Can you print every record below exactly as written?

Records shown:
::::

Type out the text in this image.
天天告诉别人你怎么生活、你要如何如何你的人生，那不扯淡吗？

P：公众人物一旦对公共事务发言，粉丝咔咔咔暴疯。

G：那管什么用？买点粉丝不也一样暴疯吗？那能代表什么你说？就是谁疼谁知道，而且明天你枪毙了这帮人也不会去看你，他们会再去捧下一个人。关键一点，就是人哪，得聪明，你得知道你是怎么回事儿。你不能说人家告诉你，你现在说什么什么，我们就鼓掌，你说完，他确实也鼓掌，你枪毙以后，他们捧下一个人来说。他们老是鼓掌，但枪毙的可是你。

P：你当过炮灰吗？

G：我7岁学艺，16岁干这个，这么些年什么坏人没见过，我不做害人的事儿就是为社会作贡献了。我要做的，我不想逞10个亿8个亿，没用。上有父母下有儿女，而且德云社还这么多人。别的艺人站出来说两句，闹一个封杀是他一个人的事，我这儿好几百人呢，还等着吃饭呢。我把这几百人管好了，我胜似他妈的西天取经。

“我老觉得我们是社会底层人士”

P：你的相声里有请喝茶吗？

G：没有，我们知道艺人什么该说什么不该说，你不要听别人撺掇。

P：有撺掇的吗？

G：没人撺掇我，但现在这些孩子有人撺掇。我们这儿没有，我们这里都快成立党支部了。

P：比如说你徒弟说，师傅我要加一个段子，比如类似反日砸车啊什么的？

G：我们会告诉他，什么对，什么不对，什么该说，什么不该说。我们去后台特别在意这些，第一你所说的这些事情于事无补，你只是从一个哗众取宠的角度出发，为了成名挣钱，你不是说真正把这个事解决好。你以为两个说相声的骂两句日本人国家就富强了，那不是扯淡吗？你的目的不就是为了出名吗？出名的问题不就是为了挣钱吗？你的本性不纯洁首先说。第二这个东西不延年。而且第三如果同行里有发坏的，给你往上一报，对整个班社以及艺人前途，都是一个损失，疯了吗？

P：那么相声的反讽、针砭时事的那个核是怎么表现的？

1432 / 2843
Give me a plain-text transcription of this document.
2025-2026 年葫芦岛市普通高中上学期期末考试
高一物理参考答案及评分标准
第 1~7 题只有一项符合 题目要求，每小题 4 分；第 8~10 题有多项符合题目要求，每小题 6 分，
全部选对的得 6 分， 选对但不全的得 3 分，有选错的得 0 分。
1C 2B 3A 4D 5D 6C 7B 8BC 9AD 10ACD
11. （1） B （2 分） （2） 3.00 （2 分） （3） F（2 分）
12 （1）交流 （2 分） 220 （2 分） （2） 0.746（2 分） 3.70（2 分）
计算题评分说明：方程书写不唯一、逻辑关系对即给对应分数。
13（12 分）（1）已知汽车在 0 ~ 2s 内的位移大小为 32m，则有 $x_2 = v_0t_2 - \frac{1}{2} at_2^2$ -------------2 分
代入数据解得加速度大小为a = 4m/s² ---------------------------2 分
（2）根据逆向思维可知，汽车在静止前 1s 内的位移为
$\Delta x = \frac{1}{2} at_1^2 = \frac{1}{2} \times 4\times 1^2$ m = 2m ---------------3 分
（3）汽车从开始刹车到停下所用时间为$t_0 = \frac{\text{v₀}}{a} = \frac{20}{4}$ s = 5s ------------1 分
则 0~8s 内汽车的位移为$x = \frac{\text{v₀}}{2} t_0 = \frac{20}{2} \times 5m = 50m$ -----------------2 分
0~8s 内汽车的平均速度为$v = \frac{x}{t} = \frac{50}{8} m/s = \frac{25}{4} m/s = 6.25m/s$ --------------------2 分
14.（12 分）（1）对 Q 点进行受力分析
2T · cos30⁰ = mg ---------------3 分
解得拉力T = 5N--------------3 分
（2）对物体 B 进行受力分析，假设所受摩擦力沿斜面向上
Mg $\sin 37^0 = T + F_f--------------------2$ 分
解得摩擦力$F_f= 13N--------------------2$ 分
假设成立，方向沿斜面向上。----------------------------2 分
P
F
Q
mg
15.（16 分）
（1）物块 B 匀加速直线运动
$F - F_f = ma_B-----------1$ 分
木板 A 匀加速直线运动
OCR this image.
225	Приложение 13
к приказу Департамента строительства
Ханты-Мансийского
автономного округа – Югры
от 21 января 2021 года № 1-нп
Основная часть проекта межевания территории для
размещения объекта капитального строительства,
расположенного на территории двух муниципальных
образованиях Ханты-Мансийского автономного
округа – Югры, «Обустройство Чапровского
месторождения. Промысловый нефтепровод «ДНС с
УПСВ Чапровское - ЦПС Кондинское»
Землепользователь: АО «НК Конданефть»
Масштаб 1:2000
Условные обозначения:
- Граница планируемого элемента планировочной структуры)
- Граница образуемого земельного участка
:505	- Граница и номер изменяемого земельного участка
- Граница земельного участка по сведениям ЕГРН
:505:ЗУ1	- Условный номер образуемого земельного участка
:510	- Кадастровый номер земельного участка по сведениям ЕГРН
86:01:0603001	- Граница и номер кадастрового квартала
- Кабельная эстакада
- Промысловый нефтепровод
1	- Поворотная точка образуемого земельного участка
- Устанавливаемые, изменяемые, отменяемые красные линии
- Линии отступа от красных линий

::::

Solution for this problem:
Type out the text in this image.
天天告诉别人你怎么生活、你要如何如何你的人生，那不扯淡吗？

P：公众人物一旦对公共事务发言，粉丝咔咔咔暴疯。

G：那管什么用？买点粉丝不也一样暴疯吗？那能代表什么你说？就是谁疼谁知道，而且明天你枪毙了这帮人也不会去看你，他们会再去捧下一个人。关键一点，就是人哪，得聪明，你得知道你是怎么回事儿。你不能说人家告诉你，你现在说什么什么，我们就鼓掌，你说完，他确实也鼓掌，你枪毙以后，他们捧下一个人来说。他们老是鼓掌，但枪毙的可是你。

P：你当过炮灰吗？

G：我7岁学艺，16岁干这个，这么些年什么坏人没见过，我不做害人的事儿就是为社会作贡献了。我要做的，我不想逞10个亿8个亿，没用。上有父母下有儿女，而且德云社还这么多人。别的艺人站出来说两句，闹一个封杀是他一个人的事，我这儿好几百人呢，还等着吃饭呢。我把这几百人管好了，我胜似他妈的西天取经。

“我老觉得我们是社会底层人士”

P：你的相声里有请喝茶吗？

G：没有，我们知道艺人什么该说什么不该说，你不要听别人撺掇。

P：有撺掇的吗？

G：没人撺掇我，但现在这些孩子有人撺掇。我们这儿没有，我们这里都快成立党支部了。

P：比如说你徒弟说，师傅我要加一个段子，比如类似反日砸车啊什么的？

G：我们会告诉他，什么对，什么不对，什么该说，什么不该说。我们去后台特别在意这些，第一你所说的这些事情于事无补，你只是从一个哗众取宠的角度出发，为了成名挣钱，你不是说真正把这个事解决好。你以为两个说相声的骂两句日本人国家就富强了，那不是扯淡吗？你的目的不就是为了出名吗？出名的问题不就是为了挣钱吗？你的本性不纯洁首先说。第二这个东西不延年。而且第三如果同行里有发坏的，给你往上一报，对整个班社以及艺人前途，都是一个损失，疯了吗？

P：那么相声的反讽、针砭时事的那个核是怎么表现的？

1432 / 2843
Give me a plain-text transcription of this document.
2025-2026 年葫芦岛市普通高中上学期期末考试
高一物理参考答案及评分标准
第 1~7 题只有一项符合 题目要求，每小题 4 分；第 8~10 题有多项符合题目要求，每小题 6 分，
全部选对的得 6 分， 选对但不全的得 3 分，有选错的得 0 分。
1C 2B 3A 4D 5D 6C 7B 8BC 9AD 10ACD
11. （1） B （2 分） （2） 3.00 （2 分） （3） F（2 分）
12 （1）交流 （2 分） 220 （2 分） （2） 0.746（2 分） 3.70（2 分）
计算题评分说明：方程书写不唯一、逻辑关系对即给对应分数。
13（12 分）（1）已知汽车在 0 ~ 2s 内的位移大小为 32m，则有 $x_2 = v_0t_2 - \frac{1}{2} at_2^2$ -------------2 分
代入数据解得加速度大小为a = 4m/s² ---------------------------2 分
（2）根据逆向思维可知，汽车在静止前 1s 内的位移为
$\Delta x = \frac{1}{2} at_1^2 = \frac{1}{2} \times 4\times 1^2$ m = 2m ---------------3 分
（3）汽车从开始刹车到停下所用时间为$t_0 = \frac{\text{v₀}}{a} = \frac{20}{4}$ s = 5s ------------1 分
则 0~8s 内汽车的位移为$x = \frac{\text{v₀}}{2} t_0 = \frac{20}{2} \times 5m = 50m$ -----------------2 分
0~8s 内汽车的平均速度为$v = \frac{x}{t} = \frac{50}{8} m/s = \frac{25}{4} m/s = 6.25m/s$ --------------------2 分
14.（12 分）（1）对 Q 点进行受力分析
2T · cos30⁰ = mg ---------------3 分
解得拉力T = 5N--------------3 分
（2）对物体 B 进行受力分析，假设所受摩擦力沿斜面向上
Mg $\sin 37^0 = T + F_f--------------------2$ 分
解得摩擦力$F_f= 13N--------------------2$ 分
假设成立，方向沿斜面向上。----------------------------2 分
P
F
Q
mg
15.（16 分）
（1）物块 B 匀加速直线运动
$F - F_f = ma_B-----------1$ 分
木板 A 匀加速直线运动
OCR this image.
225	Приложение 13
к приказу Департамента строительства
Ханты-Мансийского
автономного округа – Югры
от 21 января 2021 года № 1-нп
Основная часть проекта межевания территории для
размещения объекта капитального строительства,
расположенного на территории двух муниципальных
образованиях Ханты-Мансийского автономного
округа – Югры, «Обустройство Чапровского
месторождения. Промысловый нефтепровод «ДНС с
УПСВ Чапровское - ЦПС Кондинское»
Землепользователь: АО «НК Конданефть»
Масштаб 1:2000
Условные обозначения:
- Граница планируемого элемента планировочной структуры)
- Граница образуемого земельного участка
:505	- Граница и номер изменяемого земельного участка
- Граница земельного участка по сведениям ЕГРН
:505:ЗУ1	- Условный номер образуемого земельного участка
:510	- Кадастровый номер земельного участка по сведениям ЕГРН
86:01:0603001	- Граница и номер кадастрового квартала
- Кабельная эстакада
- Промысловый нефтепровод
1	- Поворотная точка образуемого земельного участка
- Устанавливаемые, изменяемые, отменяемые красные линии
- Линии отступа от красных линий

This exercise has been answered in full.